-- Start of Text --

Most instructions take their parameters as SSA values. The exceptions are lci/lcf/lcd which take immediate constants and jump-labels which must be labels returned by Proc::newLabel(). For instructions with output values, the methods return the new SSA values and other instructions return void.

Next you can either call Proc::compile() to obtain native code, or you can create a bjit::Module and pass the Proc to Module::compile() which will return an index. Either of these can take an "optimization level" (default: 1) that can be 0 for DCE-only, 1 for "safe" or 2 to allow "unsafe" optimizations (eg. "fast-math" floating-point, allow exceptions from integer div-by-zero to occur earlier/later than expected, etc; essentially slighly more stuff is treated as "undefined behaviour").

Multiple procedures can be compiled into the same module. See below on how procedures can call each other or external functions. Module::load() will load the module into executable memory and Module::unload() will unload it. A module can be loaded and unloaded multiple times. Additional procedures can be compiled at any time, but they will not be loaded until the Module is either reloaded or module is hot-patched with Module::patch() (see bjit.h for details).

When a Module is loaded call Module::getPointer<T>() with an index returned by Module::compile() to get a pointer to your function (with T being the type of the function; we don't check this, we just typecast for you). See one of the tests (eg. tests/test_add_ii.cpp) for an example.

Instructions expect their parameter types to be correct. Passing floating-point values to instructions that expect integer values or vice versa will result in undefined behaviour (ie. invalid code or BJIT_ASSERT; the latter will either call assert or throw bjit::internal_error depending on whether compiled with exceptions). Exceptions should not leak memory, but if you catch an exception, then you should assume that the throwing Proc (or Module) is no longer in consistent state.

-- End of Text --
-- Start of Data supplied --

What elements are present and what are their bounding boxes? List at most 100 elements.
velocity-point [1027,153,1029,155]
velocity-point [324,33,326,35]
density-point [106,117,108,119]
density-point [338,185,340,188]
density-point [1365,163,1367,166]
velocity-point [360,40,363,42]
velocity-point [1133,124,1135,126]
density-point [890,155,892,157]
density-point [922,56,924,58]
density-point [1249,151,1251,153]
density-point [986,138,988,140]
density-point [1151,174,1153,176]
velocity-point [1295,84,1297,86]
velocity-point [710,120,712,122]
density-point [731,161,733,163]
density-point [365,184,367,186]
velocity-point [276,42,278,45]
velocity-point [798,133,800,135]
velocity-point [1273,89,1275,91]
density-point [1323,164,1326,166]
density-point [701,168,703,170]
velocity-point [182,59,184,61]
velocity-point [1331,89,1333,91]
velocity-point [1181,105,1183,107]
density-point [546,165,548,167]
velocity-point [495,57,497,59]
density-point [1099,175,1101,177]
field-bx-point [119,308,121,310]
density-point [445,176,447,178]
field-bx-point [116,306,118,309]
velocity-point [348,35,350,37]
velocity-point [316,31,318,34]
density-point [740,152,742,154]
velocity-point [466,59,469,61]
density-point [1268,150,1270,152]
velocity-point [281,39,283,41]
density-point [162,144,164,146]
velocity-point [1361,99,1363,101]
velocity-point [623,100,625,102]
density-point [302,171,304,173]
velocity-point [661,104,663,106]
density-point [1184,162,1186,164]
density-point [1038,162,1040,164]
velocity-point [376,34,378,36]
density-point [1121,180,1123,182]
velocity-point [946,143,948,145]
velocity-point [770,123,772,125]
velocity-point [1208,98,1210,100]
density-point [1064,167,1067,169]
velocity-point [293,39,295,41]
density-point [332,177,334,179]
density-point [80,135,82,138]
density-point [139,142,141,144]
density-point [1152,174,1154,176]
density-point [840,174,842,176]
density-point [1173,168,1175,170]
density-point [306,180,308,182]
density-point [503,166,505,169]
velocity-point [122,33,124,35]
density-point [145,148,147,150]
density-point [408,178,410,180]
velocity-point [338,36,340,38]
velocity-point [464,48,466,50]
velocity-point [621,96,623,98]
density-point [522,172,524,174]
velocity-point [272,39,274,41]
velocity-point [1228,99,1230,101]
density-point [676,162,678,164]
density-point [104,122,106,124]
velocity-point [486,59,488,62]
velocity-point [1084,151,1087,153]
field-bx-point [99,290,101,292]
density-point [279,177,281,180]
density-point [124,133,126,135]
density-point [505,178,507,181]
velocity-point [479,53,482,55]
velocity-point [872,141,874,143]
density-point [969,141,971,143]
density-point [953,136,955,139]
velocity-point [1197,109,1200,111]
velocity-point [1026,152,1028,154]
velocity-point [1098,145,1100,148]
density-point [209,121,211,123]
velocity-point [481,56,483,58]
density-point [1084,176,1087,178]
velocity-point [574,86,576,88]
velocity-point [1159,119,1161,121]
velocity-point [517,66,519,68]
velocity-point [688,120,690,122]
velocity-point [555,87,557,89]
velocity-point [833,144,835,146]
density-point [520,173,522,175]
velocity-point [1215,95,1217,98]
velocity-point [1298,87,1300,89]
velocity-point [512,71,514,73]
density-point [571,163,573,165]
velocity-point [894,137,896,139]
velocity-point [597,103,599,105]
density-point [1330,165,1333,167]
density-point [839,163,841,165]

-- End of Data supplied --
-- Start of Data supplied --

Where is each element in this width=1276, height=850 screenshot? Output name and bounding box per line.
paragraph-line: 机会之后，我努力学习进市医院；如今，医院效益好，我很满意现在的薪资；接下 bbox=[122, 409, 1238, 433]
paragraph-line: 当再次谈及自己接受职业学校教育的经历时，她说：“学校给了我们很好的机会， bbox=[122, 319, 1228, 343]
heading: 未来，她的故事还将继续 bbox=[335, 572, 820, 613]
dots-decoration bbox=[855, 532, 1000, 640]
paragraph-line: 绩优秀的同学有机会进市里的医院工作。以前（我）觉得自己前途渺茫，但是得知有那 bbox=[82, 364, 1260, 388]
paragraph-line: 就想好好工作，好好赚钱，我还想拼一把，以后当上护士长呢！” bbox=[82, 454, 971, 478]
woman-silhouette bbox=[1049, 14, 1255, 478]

-- End of Data supplied --

Problem to work on: Please name the method that, according to the bjit text, loads a module into executable memory.

Completed task: Module::load()